• **TASK DESCRIPTION**: Using the listing below, copy every line that mentions "text".

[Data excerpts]
......
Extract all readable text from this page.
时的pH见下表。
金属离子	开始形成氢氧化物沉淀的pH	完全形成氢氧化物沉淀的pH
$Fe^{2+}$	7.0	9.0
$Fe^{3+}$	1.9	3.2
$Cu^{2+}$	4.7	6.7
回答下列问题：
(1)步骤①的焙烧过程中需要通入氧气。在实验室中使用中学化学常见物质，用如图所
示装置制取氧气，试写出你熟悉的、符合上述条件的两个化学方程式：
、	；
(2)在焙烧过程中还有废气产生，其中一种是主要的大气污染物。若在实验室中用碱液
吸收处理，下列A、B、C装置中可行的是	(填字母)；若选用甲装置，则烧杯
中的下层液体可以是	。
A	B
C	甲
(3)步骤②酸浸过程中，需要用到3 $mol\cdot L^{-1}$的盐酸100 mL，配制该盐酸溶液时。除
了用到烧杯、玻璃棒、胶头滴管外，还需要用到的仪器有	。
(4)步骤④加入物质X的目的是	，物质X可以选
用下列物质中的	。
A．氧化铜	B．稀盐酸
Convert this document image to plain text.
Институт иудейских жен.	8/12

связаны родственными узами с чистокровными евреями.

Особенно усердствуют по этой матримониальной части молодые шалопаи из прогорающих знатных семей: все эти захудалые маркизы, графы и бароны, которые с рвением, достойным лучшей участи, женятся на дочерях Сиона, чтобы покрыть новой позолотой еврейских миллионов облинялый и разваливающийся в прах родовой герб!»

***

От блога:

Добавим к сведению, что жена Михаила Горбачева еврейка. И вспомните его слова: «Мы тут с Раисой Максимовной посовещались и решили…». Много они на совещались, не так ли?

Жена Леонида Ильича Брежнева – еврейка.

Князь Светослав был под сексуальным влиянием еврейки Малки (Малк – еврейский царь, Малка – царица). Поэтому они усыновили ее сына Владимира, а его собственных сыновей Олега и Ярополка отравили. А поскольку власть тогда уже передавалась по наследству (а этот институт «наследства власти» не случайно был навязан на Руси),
......
• **ANSWER IN FULL**:
Extract all readable text from this page.
Convert this document image to plain text.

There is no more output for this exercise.